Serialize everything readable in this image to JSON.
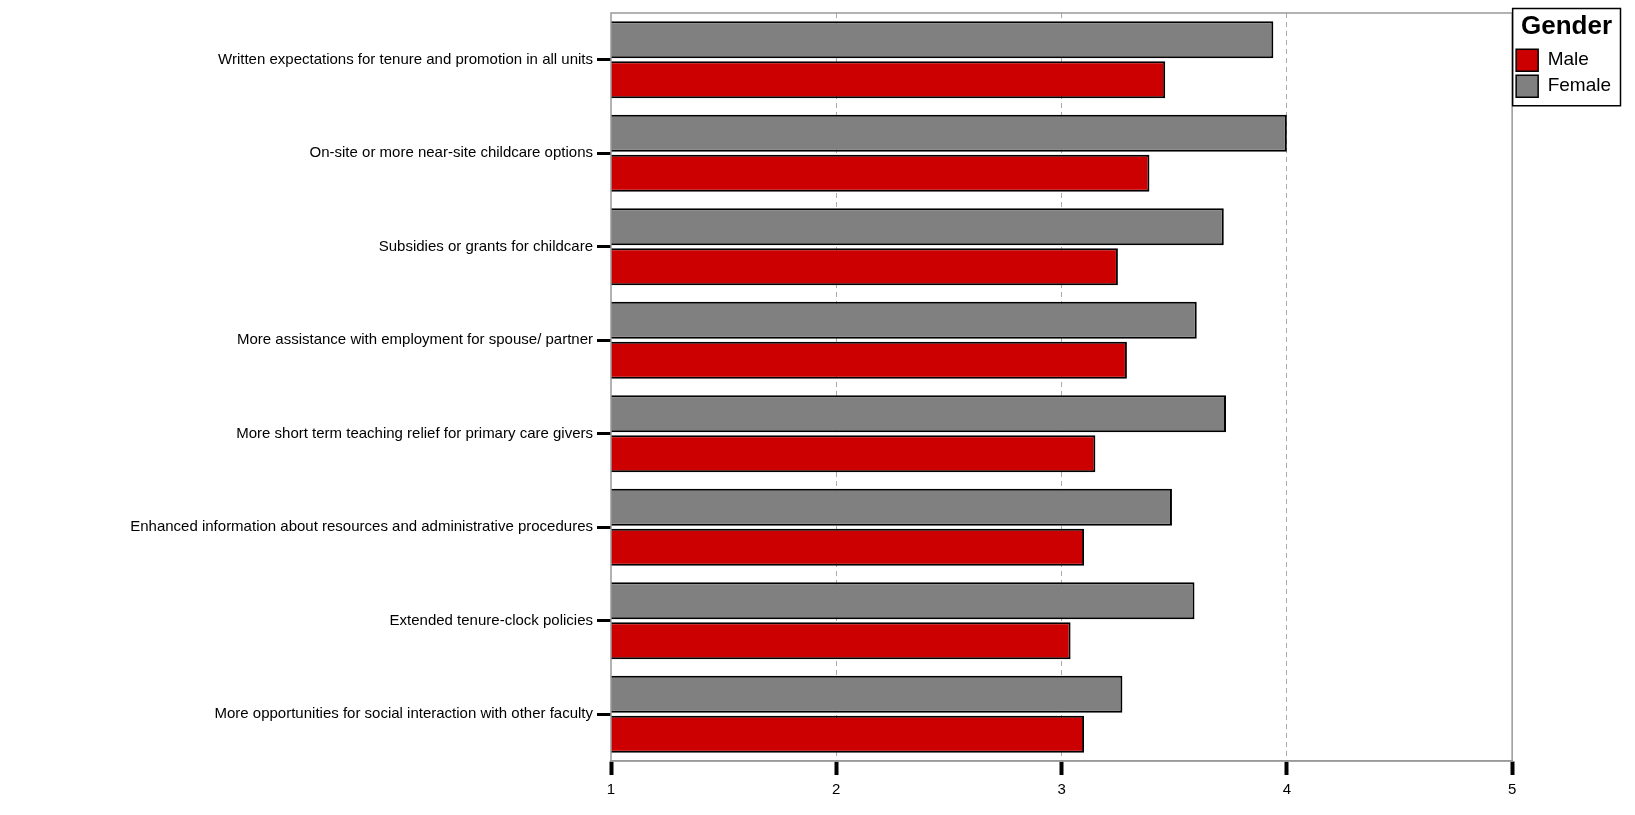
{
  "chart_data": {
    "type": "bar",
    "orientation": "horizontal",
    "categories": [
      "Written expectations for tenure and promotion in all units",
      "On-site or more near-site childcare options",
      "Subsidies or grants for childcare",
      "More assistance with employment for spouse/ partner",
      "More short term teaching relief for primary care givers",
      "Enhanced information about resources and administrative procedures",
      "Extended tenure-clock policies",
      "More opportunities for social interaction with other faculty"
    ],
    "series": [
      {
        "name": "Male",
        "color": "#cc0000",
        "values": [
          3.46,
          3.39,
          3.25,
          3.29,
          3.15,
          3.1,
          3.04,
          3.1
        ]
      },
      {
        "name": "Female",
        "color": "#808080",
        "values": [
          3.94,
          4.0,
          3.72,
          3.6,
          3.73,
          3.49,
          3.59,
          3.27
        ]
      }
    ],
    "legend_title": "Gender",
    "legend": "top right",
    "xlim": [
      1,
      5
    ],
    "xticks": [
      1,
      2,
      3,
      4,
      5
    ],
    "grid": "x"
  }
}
==
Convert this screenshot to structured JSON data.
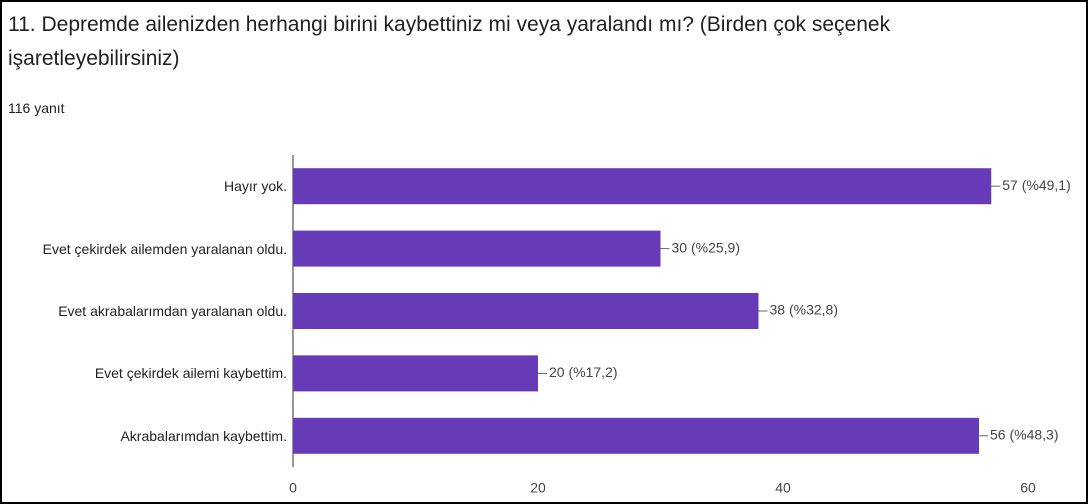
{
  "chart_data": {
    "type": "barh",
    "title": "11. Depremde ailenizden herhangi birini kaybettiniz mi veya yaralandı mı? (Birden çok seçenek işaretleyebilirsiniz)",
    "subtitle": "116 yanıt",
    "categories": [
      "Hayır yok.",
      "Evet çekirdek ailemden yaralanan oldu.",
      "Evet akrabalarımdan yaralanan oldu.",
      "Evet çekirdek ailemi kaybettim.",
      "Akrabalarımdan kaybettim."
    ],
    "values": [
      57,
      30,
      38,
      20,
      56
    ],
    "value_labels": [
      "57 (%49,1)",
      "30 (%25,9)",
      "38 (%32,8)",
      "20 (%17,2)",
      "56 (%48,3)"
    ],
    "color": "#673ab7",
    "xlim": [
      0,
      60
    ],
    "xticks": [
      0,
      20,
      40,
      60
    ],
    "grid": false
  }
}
* * *
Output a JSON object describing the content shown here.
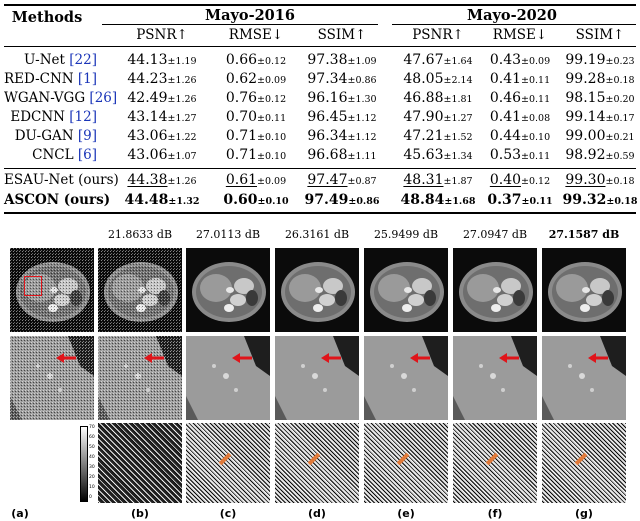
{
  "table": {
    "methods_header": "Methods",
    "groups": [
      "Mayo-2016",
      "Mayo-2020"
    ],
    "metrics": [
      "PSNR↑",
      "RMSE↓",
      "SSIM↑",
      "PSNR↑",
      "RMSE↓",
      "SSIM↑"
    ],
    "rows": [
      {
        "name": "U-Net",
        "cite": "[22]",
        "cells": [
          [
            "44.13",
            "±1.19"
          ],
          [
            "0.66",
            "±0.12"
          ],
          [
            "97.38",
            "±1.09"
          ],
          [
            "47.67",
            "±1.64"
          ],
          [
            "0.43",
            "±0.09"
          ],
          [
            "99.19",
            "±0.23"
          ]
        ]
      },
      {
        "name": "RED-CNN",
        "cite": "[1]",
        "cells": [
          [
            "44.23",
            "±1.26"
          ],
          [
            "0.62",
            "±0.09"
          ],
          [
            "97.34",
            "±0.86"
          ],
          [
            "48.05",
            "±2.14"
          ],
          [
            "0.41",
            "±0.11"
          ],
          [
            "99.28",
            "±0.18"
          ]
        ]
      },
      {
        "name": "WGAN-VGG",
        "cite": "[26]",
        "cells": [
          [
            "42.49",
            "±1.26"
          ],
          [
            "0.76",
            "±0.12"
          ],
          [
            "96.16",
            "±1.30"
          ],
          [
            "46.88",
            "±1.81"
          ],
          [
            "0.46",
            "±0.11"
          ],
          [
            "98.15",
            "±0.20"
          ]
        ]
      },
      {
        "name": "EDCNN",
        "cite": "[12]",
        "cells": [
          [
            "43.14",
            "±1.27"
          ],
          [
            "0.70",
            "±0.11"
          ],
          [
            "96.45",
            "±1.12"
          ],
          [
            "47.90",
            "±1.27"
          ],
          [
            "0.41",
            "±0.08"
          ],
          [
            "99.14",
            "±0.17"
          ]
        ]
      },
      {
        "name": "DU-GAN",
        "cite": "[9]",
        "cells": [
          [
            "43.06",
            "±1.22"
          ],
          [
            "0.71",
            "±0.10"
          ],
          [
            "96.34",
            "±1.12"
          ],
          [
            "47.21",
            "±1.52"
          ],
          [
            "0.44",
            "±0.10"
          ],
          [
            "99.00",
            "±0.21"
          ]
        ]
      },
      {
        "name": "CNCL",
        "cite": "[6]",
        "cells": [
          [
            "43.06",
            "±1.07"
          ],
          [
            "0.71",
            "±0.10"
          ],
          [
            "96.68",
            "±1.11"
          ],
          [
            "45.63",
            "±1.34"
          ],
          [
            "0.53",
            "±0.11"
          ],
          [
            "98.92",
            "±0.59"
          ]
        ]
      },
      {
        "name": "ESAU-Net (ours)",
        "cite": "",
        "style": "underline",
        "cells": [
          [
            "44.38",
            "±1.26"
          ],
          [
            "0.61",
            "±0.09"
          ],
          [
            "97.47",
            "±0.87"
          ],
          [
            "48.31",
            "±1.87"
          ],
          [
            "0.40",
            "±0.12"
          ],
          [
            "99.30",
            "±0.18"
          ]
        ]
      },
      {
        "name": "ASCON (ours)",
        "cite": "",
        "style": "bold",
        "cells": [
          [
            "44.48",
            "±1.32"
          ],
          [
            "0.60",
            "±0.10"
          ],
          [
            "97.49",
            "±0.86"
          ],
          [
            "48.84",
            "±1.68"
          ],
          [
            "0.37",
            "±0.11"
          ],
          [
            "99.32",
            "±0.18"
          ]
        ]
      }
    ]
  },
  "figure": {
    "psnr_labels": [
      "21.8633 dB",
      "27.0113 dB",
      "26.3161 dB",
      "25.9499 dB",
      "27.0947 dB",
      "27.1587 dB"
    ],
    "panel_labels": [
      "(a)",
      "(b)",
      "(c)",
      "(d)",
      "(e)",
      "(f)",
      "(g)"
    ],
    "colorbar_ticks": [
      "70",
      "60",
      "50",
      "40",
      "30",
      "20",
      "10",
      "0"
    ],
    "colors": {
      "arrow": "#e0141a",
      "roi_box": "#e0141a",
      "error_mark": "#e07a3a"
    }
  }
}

• _EXERCISE DESCRIPTION_:
Copy each line of the records above that carries the word "çekirdek".

• _RESULT FOR THIS TASK_:
      "Evet çekirdek ailemden yaralanan oldu.",
      "Evet çekirdek ailemi kaybettim.",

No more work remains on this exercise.